• **THE REQUEST**
Only lines holding the word "قوله" should be copied from the material.

• **RECORDS FOR THE TASK**

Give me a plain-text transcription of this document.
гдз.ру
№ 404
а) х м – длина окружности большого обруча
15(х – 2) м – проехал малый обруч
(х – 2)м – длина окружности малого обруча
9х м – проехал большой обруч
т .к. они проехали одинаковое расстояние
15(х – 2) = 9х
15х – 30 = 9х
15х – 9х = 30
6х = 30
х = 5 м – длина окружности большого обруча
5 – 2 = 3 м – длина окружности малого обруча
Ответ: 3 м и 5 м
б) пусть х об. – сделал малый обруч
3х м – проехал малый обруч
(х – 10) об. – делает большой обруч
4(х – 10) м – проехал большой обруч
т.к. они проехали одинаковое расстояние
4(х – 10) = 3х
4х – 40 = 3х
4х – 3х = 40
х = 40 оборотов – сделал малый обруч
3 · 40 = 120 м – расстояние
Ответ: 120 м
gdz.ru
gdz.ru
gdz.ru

* * *

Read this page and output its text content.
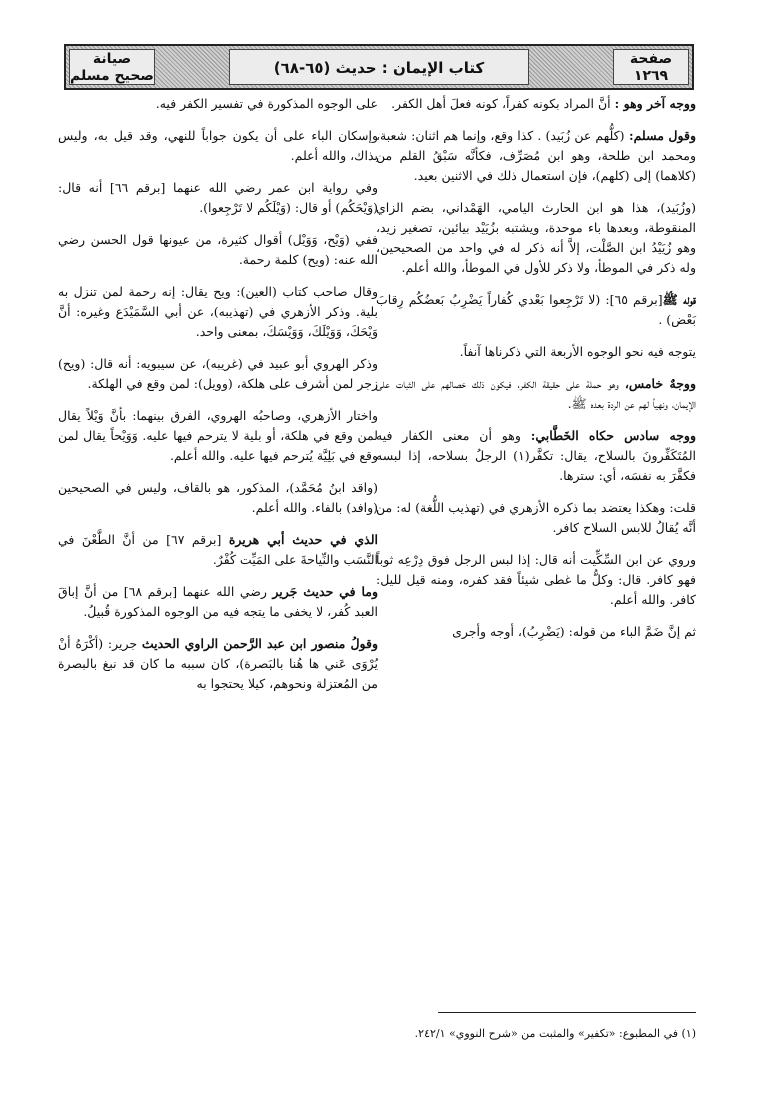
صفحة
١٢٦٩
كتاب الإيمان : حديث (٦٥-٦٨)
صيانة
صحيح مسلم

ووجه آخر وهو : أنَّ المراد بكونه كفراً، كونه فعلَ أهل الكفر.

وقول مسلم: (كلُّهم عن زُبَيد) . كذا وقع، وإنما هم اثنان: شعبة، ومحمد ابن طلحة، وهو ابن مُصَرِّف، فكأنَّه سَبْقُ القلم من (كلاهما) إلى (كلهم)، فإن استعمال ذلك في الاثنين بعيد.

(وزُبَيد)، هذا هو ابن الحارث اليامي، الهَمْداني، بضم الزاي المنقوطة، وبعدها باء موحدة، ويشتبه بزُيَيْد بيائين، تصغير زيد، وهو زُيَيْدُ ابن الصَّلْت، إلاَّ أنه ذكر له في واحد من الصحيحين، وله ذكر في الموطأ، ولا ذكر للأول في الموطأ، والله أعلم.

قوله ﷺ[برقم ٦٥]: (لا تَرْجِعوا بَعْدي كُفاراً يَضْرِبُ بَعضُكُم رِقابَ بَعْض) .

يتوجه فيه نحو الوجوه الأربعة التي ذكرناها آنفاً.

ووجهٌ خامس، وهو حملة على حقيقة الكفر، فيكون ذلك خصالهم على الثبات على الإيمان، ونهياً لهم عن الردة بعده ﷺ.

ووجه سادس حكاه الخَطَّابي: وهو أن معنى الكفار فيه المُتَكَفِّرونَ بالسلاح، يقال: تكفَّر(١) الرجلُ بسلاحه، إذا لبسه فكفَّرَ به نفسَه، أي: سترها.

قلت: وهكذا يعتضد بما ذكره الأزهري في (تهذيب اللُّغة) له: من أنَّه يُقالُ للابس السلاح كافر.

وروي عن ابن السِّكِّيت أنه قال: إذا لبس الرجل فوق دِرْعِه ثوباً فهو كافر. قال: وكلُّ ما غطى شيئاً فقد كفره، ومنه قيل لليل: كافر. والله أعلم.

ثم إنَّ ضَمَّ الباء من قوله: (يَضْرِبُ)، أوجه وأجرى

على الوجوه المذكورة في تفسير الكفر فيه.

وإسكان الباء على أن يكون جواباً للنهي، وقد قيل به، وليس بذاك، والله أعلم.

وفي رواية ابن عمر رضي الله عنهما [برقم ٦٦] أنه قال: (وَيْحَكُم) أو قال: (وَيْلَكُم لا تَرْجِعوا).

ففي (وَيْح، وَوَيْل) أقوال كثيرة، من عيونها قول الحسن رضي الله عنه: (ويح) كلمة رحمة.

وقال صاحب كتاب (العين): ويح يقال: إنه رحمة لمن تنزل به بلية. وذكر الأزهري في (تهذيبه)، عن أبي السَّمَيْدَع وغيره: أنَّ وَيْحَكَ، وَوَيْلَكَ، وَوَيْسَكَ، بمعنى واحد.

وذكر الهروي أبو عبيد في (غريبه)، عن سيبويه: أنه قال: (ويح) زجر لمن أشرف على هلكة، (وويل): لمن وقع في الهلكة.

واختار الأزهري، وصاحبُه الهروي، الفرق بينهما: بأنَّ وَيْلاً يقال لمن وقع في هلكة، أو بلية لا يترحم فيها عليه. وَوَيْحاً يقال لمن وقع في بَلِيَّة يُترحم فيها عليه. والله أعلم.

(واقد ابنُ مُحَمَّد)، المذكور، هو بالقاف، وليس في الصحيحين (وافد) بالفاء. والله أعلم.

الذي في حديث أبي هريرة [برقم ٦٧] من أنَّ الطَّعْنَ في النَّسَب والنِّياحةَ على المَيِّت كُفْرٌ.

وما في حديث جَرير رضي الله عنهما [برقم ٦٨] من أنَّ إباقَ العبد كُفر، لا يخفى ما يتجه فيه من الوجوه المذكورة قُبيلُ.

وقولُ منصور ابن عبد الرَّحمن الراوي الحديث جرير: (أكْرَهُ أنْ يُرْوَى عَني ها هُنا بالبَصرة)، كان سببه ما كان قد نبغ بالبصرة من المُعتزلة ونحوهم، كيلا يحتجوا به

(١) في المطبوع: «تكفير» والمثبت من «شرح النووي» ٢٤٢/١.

• **OUTPUT FOR THIS EXERCISE**
قوله ﷺ[برقم ٦٥]: (لا تَرْجِعوا بَعْدي كُفاراً يَضْرِبُ بَعضُكُم رِقابَ بَعْض) .
ثم إنَّ ضَمَّ الباء من قوله: (يَضْرِبُ)، أوجه وأجرى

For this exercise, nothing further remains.